[Entries from a visual dataset]
____________________

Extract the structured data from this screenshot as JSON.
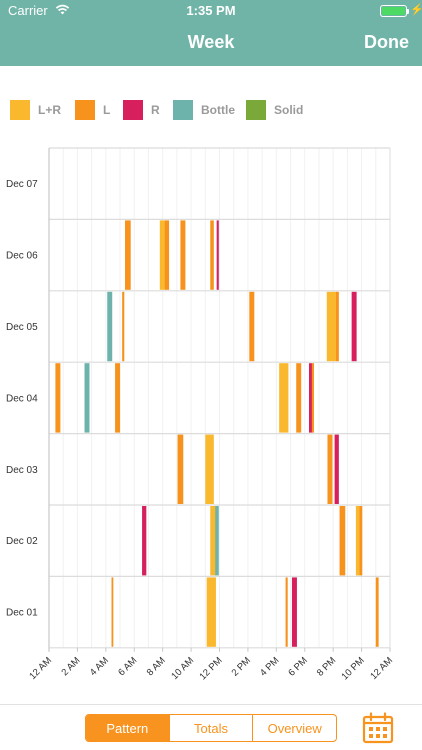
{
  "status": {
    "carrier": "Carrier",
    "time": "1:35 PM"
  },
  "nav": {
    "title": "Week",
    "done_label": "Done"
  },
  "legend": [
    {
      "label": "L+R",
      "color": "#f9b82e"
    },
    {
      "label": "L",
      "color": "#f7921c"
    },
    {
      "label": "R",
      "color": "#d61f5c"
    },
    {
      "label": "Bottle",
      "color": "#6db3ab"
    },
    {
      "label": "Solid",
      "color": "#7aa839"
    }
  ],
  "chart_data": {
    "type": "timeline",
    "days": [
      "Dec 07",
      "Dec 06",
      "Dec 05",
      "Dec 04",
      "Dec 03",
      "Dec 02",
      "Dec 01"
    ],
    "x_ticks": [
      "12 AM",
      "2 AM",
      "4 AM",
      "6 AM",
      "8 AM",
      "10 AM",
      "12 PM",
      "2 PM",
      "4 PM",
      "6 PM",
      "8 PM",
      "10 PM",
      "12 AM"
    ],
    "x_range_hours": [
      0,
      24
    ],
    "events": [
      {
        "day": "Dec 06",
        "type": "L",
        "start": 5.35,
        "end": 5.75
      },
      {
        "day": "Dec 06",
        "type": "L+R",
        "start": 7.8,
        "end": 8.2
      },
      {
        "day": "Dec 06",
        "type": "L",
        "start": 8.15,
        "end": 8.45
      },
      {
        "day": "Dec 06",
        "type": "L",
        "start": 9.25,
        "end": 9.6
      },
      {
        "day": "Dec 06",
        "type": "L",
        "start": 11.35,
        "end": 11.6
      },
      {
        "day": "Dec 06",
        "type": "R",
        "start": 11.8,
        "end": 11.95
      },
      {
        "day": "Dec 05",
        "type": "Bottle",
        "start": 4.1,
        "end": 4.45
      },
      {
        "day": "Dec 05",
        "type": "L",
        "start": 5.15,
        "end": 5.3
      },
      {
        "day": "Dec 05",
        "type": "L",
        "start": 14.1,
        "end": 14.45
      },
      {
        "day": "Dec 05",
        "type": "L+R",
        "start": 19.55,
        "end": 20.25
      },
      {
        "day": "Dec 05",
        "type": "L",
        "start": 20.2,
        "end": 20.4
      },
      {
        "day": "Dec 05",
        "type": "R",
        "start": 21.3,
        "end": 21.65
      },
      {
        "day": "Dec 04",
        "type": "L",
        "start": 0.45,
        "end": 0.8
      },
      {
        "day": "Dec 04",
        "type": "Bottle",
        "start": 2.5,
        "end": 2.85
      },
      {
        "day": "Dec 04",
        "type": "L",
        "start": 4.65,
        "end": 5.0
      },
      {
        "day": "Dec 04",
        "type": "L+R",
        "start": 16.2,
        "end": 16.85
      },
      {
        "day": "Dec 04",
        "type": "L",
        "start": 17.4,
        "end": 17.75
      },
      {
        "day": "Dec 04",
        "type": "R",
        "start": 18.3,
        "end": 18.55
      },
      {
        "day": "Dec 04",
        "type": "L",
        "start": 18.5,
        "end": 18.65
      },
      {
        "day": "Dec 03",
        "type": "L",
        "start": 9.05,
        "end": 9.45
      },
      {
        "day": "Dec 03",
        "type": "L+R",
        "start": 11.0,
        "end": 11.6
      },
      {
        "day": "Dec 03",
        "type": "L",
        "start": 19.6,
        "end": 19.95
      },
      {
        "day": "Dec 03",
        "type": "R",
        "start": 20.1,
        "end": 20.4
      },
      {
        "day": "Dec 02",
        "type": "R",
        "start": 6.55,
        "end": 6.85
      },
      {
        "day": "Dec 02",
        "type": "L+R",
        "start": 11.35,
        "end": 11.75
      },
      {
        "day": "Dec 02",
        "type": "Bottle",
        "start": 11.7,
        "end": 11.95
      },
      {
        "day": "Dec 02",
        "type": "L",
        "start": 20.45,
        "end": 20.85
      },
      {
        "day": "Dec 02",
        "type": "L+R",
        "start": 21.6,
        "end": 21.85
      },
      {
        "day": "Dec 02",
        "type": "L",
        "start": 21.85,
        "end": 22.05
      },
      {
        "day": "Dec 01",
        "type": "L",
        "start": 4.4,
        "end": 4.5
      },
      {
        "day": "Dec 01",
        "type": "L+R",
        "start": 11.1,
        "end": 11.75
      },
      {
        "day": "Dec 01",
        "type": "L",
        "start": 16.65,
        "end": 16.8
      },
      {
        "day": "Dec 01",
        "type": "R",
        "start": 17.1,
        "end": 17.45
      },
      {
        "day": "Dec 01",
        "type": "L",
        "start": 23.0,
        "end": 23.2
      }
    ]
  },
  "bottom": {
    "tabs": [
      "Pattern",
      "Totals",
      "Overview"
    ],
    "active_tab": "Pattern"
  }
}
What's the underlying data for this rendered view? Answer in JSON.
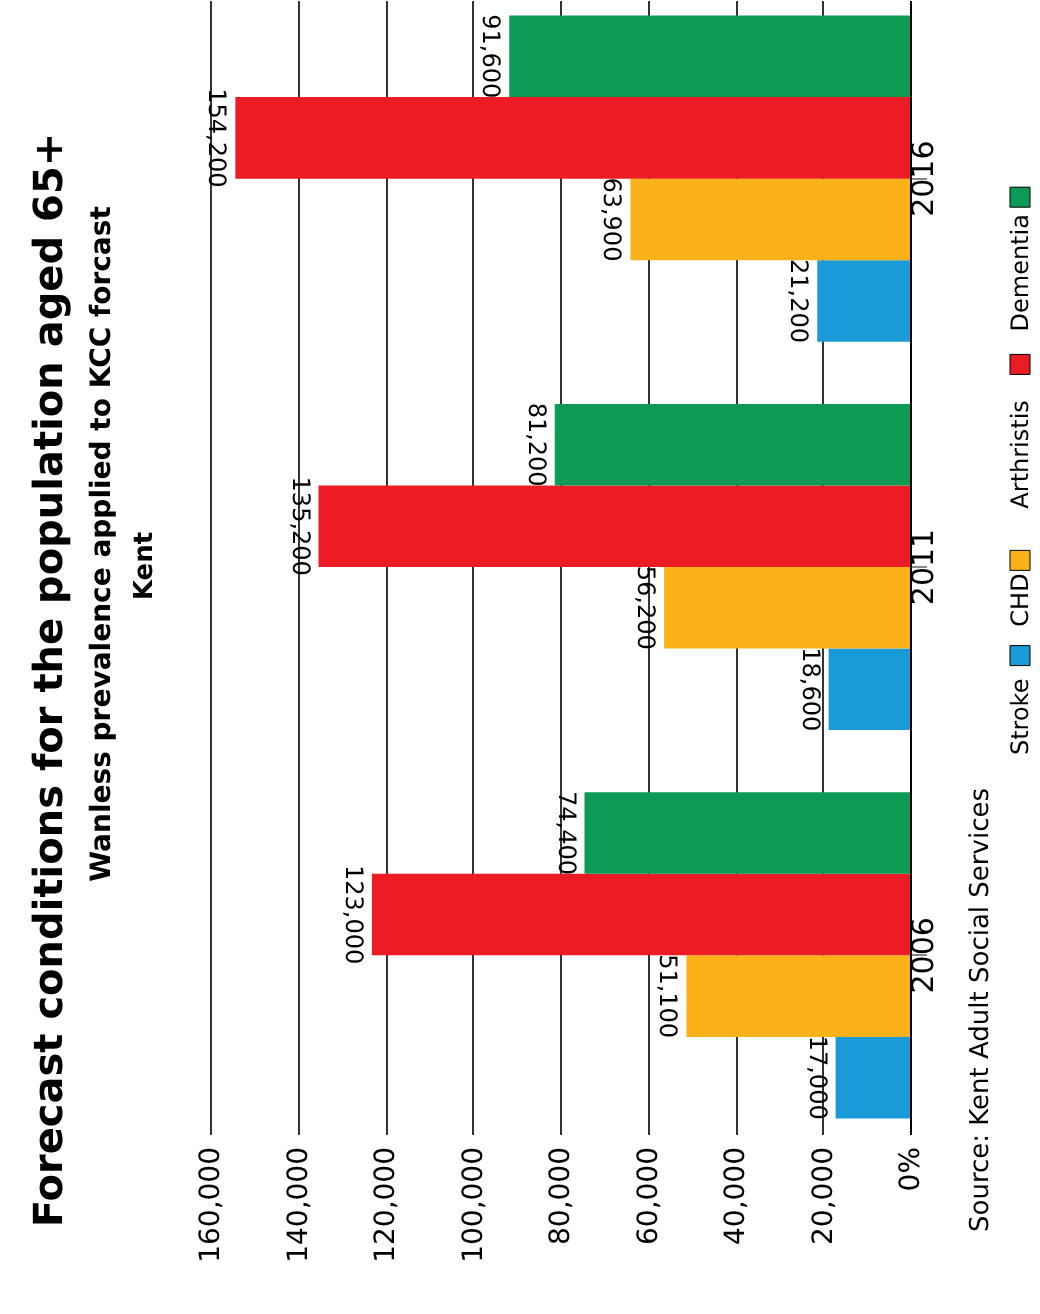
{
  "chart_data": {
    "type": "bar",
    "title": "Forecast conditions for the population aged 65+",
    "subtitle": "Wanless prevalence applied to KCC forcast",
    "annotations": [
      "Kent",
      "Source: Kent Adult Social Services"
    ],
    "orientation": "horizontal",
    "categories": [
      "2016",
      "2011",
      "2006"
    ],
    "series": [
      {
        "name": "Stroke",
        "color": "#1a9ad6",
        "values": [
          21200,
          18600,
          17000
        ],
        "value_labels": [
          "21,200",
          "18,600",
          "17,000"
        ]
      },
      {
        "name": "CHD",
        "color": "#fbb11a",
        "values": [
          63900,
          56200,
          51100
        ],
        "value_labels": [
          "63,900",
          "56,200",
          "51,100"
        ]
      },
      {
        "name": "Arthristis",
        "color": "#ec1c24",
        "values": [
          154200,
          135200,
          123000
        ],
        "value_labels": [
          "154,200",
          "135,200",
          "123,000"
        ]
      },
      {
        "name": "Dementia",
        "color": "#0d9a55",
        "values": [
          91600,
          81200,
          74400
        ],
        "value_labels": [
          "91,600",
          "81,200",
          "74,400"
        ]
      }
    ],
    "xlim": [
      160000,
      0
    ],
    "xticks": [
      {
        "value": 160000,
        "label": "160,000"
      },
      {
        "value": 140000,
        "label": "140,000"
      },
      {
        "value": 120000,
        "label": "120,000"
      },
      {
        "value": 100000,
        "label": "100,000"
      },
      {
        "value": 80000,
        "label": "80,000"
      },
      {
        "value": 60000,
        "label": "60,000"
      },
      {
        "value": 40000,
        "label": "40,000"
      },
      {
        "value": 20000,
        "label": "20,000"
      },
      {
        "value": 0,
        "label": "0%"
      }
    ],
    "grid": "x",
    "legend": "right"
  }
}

____________________

Repeat the listing in full and exactly. Leave any pictures out.

→ **REPLY**
Extract the structured data from this screenshot as JSON.
{
  "status": {
    "carrier": "Carrier",
    "time": "1:35 PM"
  },
  "nav": {
    "title": "Week",
    "done_label": "Done"
  },
  "legend": [
    {
      "label": "L+R",
      "color": "#f9b82e"
    },
    {
      "label": "L",
      "color": "#f7921c"
    },
    {
      "label": "R",
      "color": "#d61f5c"
    },
    {
      "label": "Bottle",
      "color": "#6db3ab"
    },
    {
      "label": "Solid",
      "color": "#7aa839"
    }
  ],
  "chart_data": {
    "type": "timeline",
    "days": [
      "Dec 07",
      "Dec 06",
      "Dec 05",
      "Dec 04",
      "Dec 03",
      "Dec 02",
      "Dec 01"
    ],
    "x_ticks": [
      "12 AM",
      "2 AM",
      "4 AM",
      "6 AM",
      "8 AM",
      "10 AM",
      "12 PM",
      "2 PM",
      "4 PM",
      "6 PM",
      "8 PM",
      "10 PM",
      "12 AM"
    ],
    "x_range_hours": [
      0,
      24
    ],
    "events": [
      {
        "day": "Dec 06",
        "type": "L",
        "start": 5.35,
        "end": 5.75
      },
      {
        "day": "Dec 06",
        "type": "L+R",
        "start": 7.8,
        "end": 8.2
      },
      {
        "day": "Dec 06",
        "type": "L",
        "start": 8.15,
        "end": 8.45
      },
      {
        "day": "Dec 06",
        "type": "L",
        "start": 9.25,
        "end": 9.6
      },
      {
        "day": "Dec 06",
        "type": "L",
        "start": 11.35,
        "end": 11.6
      },
      {
        "day": "Dec 06",
        "type": "R",
        "start": 11.8,
        "end": 11.95
      },
      {
        "day": "Dec 05",
        "type": "Bottle",
        "start": 4.1,
        "end": 4.45
      },
      {
        "day": "Dec 05",
        "type": "L",
        "start": 5.15,
        "end": 5.3
      },
      {
        "day": "Dec 05",
        "type": "L",
        "start": 14.1,
        "end": 14.45
      },
      {
        "day": "Dec 05",
        "type": "L+R",
        "start": 19.55,
        "end": 20.25
      },
      {
        "day": "Dec 05",
        "type": "L",
        "start": 20.2,
        "end": 20.4
      },
      {
        "day": "Dec 05",
        "type": "R",
        "start": 21.3,
        "end": 21.65
      },
      {
        "day": "Dec 04",
        "type": "L",
        "start": 0.45,
        "end": 0.8
      },
      {
        "day": "Dec 04",
        "type": "Bottle",
        "start": 2.5,
        "end": 2.85
      },
      {
        "day": "Dec 04",
        "type": "L",
        "start": 4.65,
        "end": 5.0
      },
      {
        "day": "Dec 04",
        "type": "L+R",
        "start": 16.2,
        "end": 16.85
      },
      {
        "day": "Dec 04",
        "type": "L",
        "start": 17.4,
        "end": 17.75
      },
      {
        "day": "Dec 04",
        "type": "R",
        "start": 18.3,
        "end": 18.55
      },
      {
        "day": "Dec 04",
        "type": "L",
        "start": 18.5,
        "end": 18.65
      },
      {
        "day": "Dec 03",
        "type": "L",
        "start": 9.05,
        "end": 9.45
      },
      {
        "day": "Dec 03",
        "type": "L+R",
        "start": 11.0,
        "end": 11.6
      },
      {
        "day": "Dec 03",
        "type": "L",
        "start": 19.6,
        "end": 19.95
      },
      {
        "day": "Dec 03",
        "type": "R",
        "start": 20.1,
        "end": 20.4
      },
      {
        "day": "Dec 02",
        "type": "R",
        "start": 6.55,
        "end": 6.85
      },
      {
        "day": "Dec 02",
        "type": "L+R",
        "start": 11.35,
        "end": 11.75
      },
      {
        "day": "Dec 02",
        "type": "Bottle",
        "start": 11.7,
        "end": 11.95
      },
      {
        "day": "Dec 02",
        "type": "L",
        "start": 20.45,
        "end": 20.85
      },
      {
        "day": "Dec 02",
        "type": "L+R",
        "start": 21.6,
        "end": 21.85
      },
      {
        "day": "Dec 02",
        "type": "L",
        "start": 21.85,
        "end": 22.05
      },
      {
        "day": "Dec 01",
        "type": "L",
        "start": 4.4,
        "end": 4.5
      },
      {
        "day": "Dec 01",
        "type": "L+R",
        "start": 11.1,
        "end": 11.75
      },
      {
        "day": "Dec 01",
        "type": "L",
        "start": 16.65,
        "end": 16.8
      },
      {
        "day": "Dec 01",
        "type": "R",
        "start": 17.1,
        "end": 17.45
      },
      {
        "day": "Dec 01",
        "type": "L",
        "start": 23.0,
        "end": 23.2
      }
    ]
  },
  "bottom": {
    "tabs": [
      "Pattern",
      "Totals",
      "Overview"
    ],
    "active_tab": "Pattern"
  }
}
What's the underlying data for this rendered view? Answer in JSON.
{
  "chart_data": {
    "type": "bar",
    "title": "Forecast conditions for the population aged 65+",
    "subtitle": "Wanless prevalence applied to KCC forcast",
    "annotations": [
      "Kent",
      "Source: Kent Adult Social Services"
    ],
    "orientation": "horizontal",
    "categories": [
      "2016",
      "2011",
      "2006"
    ],
    "series": [
      {
        "name": "Stroke",
        "color": "#1a9ad6",
        "values": [
          21200,
          18600,
          17000
        ],
        "value_labels": [
          "21,200",
          "18,600",
          "17,000"
        ]
      },
      {
        "name": "CHD",
        "color": "#fbb11a",
        "values": [
          63900,
          56200,
          51100
        ],
        "value_labels": [
          "63,900",
          "56,200",
          "51,100"
        ]
      },
      {
        "name": "Arthristis",
        "color": "#ec1c24",
        "values": [
          154200,
          135200,
          123000
        ],
        "value_labels": [
          "154,200",
          "135,200",
          "123,000"
        ]
      },
      {
        "name": "Dementia",
        "color": "#0d9a55",
        "values": [
          91600,
          81200,
          74400
        ],
        "value_labels": [
          "91,600",
          "81,200",
          "74,400"
        ]
      }
    ],
    "xlim": [
      160000,
      0
    ],
    "xticks": [
      {
        "value": 160000,
        "label": "160,000"
      },
      {
        "value": 140000,
        "label": "140,000"
      },
      {
        "value": 120000,
        "label": "120,000"
      },
      {
        "value": 100000,
        "label": "100,000"
      },
      {
        "value": 80000,
        "label": "80,000"
      },
      {
        "value": 60000,
        "label": "60,000"
      },
      {
        "value": 40000,
        "label": "40,000"
      },
      {
        "value": 20000,
        "label": "20,000"
      },
      {
        "value": 0,
        "label": "0%"
      }
    ],
    "grid": "x",
    "legend": "right"
  }
}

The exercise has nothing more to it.